**Written exercise:**
Collect all lines below with the string "panel".

**Task material:**
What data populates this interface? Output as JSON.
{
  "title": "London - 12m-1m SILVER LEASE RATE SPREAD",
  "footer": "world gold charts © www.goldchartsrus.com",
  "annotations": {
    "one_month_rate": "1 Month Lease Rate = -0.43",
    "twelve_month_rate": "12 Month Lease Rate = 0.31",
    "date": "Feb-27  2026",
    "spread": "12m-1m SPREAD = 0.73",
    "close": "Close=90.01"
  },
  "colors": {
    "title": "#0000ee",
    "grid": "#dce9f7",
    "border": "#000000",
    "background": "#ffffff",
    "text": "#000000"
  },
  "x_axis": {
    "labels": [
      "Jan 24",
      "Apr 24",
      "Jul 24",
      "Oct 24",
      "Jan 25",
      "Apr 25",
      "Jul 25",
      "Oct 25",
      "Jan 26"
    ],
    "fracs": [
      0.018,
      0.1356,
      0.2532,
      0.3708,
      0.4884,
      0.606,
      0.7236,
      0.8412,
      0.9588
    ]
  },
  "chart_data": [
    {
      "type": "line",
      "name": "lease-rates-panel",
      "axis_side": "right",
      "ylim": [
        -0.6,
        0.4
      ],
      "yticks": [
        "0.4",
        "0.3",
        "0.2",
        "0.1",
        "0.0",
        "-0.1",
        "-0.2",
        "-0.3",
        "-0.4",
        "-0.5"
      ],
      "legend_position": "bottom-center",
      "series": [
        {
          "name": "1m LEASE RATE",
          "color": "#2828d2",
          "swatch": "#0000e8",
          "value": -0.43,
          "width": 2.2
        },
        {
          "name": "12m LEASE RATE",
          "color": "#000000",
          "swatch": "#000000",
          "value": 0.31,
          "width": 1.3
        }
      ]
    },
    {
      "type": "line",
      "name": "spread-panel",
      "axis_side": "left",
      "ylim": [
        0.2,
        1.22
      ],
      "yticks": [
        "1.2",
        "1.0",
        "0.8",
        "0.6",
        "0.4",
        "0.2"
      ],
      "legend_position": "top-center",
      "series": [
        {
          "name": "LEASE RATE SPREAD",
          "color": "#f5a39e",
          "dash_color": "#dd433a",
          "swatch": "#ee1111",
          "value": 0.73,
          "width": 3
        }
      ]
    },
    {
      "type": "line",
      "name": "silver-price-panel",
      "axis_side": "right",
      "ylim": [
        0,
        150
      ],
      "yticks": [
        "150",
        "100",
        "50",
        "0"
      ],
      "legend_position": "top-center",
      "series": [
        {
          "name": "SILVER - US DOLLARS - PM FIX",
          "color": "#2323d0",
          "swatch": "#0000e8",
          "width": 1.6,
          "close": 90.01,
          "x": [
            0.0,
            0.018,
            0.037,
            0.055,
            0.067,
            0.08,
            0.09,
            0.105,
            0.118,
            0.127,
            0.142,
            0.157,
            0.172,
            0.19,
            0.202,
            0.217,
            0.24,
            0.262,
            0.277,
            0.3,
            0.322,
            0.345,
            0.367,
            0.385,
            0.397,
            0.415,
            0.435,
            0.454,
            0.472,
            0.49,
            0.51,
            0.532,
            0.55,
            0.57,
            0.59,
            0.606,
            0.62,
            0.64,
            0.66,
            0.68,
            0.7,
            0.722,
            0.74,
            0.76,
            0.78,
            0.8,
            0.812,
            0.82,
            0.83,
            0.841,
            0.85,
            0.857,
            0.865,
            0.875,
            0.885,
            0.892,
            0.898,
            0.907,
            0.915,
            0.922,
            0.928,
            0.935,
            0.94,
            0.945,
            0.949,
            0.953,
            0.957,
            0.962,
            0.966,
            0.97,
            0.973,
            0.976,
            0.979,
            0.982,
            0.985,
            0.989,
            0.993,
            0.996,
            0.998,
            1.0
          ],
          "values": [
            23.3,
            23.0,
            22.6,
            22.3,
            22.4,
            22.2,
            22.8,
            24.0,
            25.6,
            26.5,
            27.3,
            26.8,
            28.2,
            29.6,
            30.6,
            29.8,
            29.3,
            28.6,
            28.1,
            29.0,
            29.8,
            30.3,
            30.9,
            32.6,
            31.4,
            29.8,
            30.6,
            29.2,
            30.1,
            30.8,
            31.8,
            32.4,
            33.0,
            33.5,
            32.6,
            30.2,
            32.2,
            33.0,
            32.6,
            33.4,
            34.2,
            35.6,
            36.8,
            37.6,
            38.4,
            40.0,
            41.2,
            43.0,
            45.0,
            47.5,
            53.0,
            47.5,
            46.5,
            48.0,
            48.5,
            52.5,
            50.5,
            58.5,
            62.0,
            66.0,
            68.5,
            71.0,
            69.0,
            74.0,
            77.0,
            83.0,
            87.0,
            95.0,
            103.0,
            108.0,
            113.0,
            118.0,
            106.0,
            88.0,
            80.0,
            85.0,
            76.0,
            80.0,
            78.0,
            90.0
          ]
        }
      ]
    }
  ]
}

**Exercise output:**
      "name": "lease-rates-panel",
      "name": "spread-panel",
      "name": "silver-price-panel",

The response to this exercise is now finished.